> **Short problem**
What you return should match every record exactly, with the images removed.

> **Excerpted records**
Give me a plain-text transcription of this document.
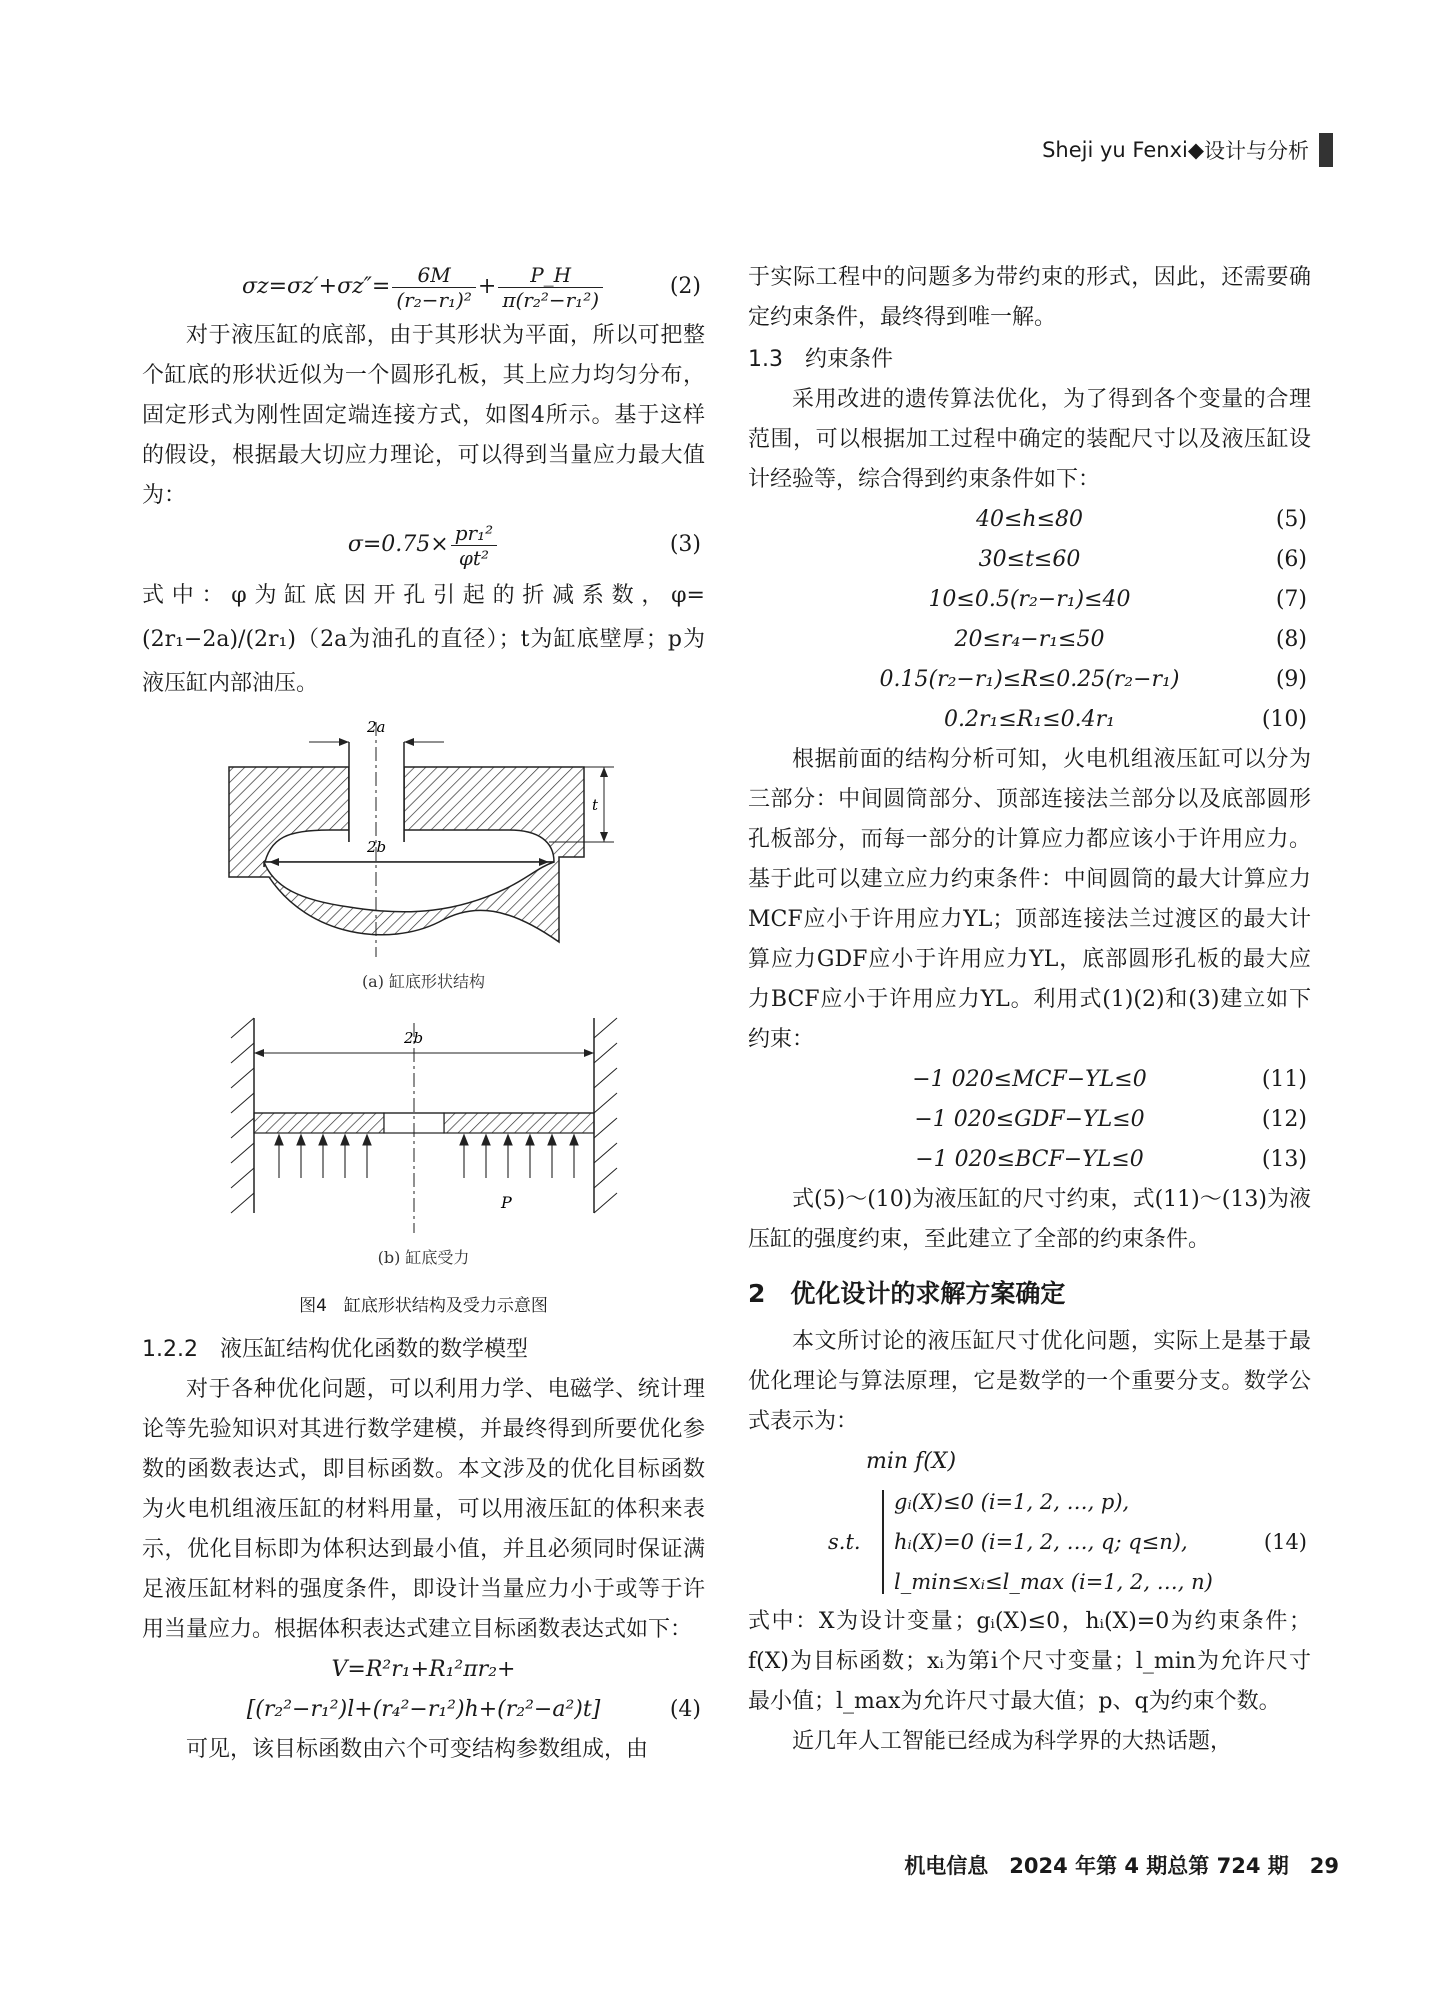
Sheji yu Fenxi ◆ 设计与分析
$\sigma z=\sigma z'+\sigma z''= \frac{6M}{\text{(r₂−r₁)²}} + \frac{P\_H}{\text{π(r₂²−r₁²)}}$	(2)

对于液压缸的底部，由于其形状为平面，所以可把整个缸底的形状近似为一个圆形孔板，其上应力均匀分布，固定形式为刚性固定端连接方式，如图4所示。基于这样的假设，根据最大切应力理论，可以得到当量应力最大值为：

$\sigma=0.75\times \frac{\text{pr₁²}}{\text{φt²}}$	(3)

式中：φ为缸底因开孔引起的折减系数，φ= (2r₁−2a)/(2r₁)（2a为油孔的直径）；t为缸底壁厚；p为液压缸内部油压。

2a
t
2b
(a) 缸底形状结构
2b
P
(b) 缸底受力
图4　缸底形状结构及受力示意图
1.2.2　液压缸结构优化函数的数学模型

对于各种优化问题，可以利用力学、电磁学、统计理论等先验知识对其进行数学建模，并最终得到所要优化参数的函数表达式，即目标函数。本文涉及的优化目标函数为火电机组液压缸的材料用量，可以用液压缸的体积来表示，优化目标即为体积达到最小值，并且必须同时保证满足液压缸材料的强度条件，即设计当量应力小于或等于许用当量应力。根据体积表达式建立目标函数表达式如下：

V=R²r₁+R₁²πr₂+
[(r₂²−r₁²)l+(r₄²−r₁²)h+(r₂²−a²)t]	(4)

可见，该目标函数由六个可变结构参数组成，由

于实际工程中的问题多为带约束的形式，因此，还需要确定约束条件，最终得到唯一解。

1.3　约束条件

采用改进的遗传算法优化，为了得到各个变量的合理范围，可以根据加工过程中确定的装配尺寸以及液压缸设计经验等，综合得到约束条件如下：

40≤h≤80	(5)
30≤t≤60	(6)
10≤0.5(r₂−r₁)≤40	(7)
20≤r₄−r₁≤50	(8)
0.15(r₂−r₁)≤R≤0.25(r₂−r₁)	(9)
0.2r₁≤R₁≤0.4r₁	(10)

根据前面的结构分析可知，火电机组液压缸可以分为三部分：中间圆筒部分、顶部连接法兰部分以及底部圆形孔板部分，而每一部分的计算应力都应该小于许用应力。基于此可以建立应力约束条件：中间圆筒的最大计算应力MCF应小于许用应力YL；顶部连接法兰过渡区的最大计算应力GDF应小于许用应力YL，底部圆形孔板的最大应力BCF应小于许用应力YL。利用式(1)(2)和(3)建立如下约束：

−1 020≤MCF−YL≤0	(11)
−1 020≤GDF−YL≤0	(12)
−1 020≤BCF−YL≤0	(13)

式(5)～(10)为液压缸的尺寸约束，式(11)～(13)为液压缸的强度约束，至此建立了全部的约束条件。

2　优化设计的求解方案确定

本文所讨论的液压缸尺寸优化问题，实际上是基于最优化理论与算法原理，它是数学的一个重要分支。数学公式表示为：

min f(X)
s.t.
gᵢ(X)≤0 (i=1, 2, …, p),
hᵢ(X)=0 (i=1, 2, …, q; q≤n),
l_min≤xᵢ≤l_max (i=1, 2, …, n)
(14)

式中：X为设计变量；gᵢ(X)≤0，hᵢ(X)=0为约束条件；f(X)为目标函数；xᵢ为第i个尺寸变量；l_min为允许尺寸最小值；l_max为允许尺寸最大值；p、q为约束个数。

近几年人工智能已经成为科学界的大热话题，

机电信息　2024 年第 4 期总第 724 期　29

> **Task output**
Give me a plain-text transcription of this document.
Sheji yu Fenxi ◆ 设计与分析
$\sigma z=\sigma z'+\sigma z''= \frac{6M}{\text{(r₂−r₁)²}} + \frac{P\_H}{\text{π(r₂²−r₁²)}}$	(2)

对于液压缸的底部，由于其形状为平面，所以可把整个缸底的形状近似为一个圆形孔板，其上应力均匀分布，固定形式为刚性固定端连接方式，如图4所示。基于这样的假设，根据最大切应力理论，可以得到当量应力最大值为：

$\sigma=0.75\times \frac{\text{pr₁²}}{\text{φt²}}$	(3)

式中：φ为缸底因开孔引起的折减系数，φ= (2r₁−2a)/(2r₁)（2a为油孔的直径）；t为缸底壁厚；p为液压缸内部油压。

2a
t
2b
(a) 缸底形状结构
2b
P
(b) 缸底受力
图4　缸底形状结构及受力示意图
1.2.2　液压缸结构优化函数的数学模型

对于各种优化问题，可以利用力学、电磁学、统计理论等先验知识对其进行数学建模，并最终得到所要优化参数的函数表达式，即目标函数。本文涉及的优化目标函数为火电机组液压缸的材料用量，可以用液压缸的体积来表示，优化目标即为体积达到最小值，并且必须同时保证满足液压缸材料的强度条件，即设计当量应力小于或等于许用当量应力。根据体积表达式建立目标函数表达式如下：

V=R²r₁+R₁²πr₂+
[(r₂²−r₁²)l+(r₄²−r₁²)h+(r₂²−a²)t]	(4)

可见，该目标函数由六个可变结构参数组成，由

于实际工程中的问题多为带约束的形式，因此，还需要确定约束条件，最终得到唯一解。

1.3　约束条件

采用改进的遗传算法优化，为了得到各个变量的合理范围，可以根据加工过程中确定的装配尺寸以及液压缸设计经验等，综合得到约束条件如下：

40≤h≤80	(5)
30≤t≤60	(6)
10≤0.5(r₂−r₁)≤40	(7)
20≤r₄−r₁≤50	(8)
0.15(r₂−r₁)≤R≤0.25(r₂−r₁)	(9)
0.2r₁≤R₁≤0.4r₁	(10)

根据前面的结构分析可知，火电机组液压缸可以分为三部分：中间圆筒部分、顶部连接法兰部分以及底部圆形孔板部分，而每一部分的计算应力都应该小于许用应力。基于此可以建立应力约束条件：中间圆筒的最大计算应力MCF应小于许用应力YL；顶部连接法兰过渡区的最大计算应力GDF应小于许用应力YL，底部圆形孔板的最大应力BCF应小于许用应力YL。利用式(1)(2)和(3)建立如下约束：

−1 020≤MCF−YL≤0	(11)
−1 020≤GDF−YL≤0	(12)
−1 020≤BCF−YL≤0	(13)

式(5)～(10)为液压缸的尺寸约束，式(11)～(13)为液压缸的强度约束，至此建立了全部的约束条件。

2　优化设计的求解方案确定

本文所讨论的液压缸尺寸优化问题，实际上是基于最优化理论与算法原理，它是数学的一个重要分支。数学公式表示为：

min f(X)
s.t.
gᵢ(X)≤0 (i=1, 2, …, p),
hᵢ(X)=0 (i=1, 2, …, q; q≤n),
l_min≤xᵢ≤l_max (i=1, 2, …, n)
(14)

式中：X为设计变量；gᵢ(X)≤0，hᵢ(X)=0为约束条件；f(X)为目标函数；xᵢ为第i个尺寸变量；l_min为允许尺寸最小值；l_max为允许尺寸最大值；p、q为约束个数。

近几年人工智能已经成为科学界的大热话题，

机电信息　2024 年第 4 期总第 724 期　29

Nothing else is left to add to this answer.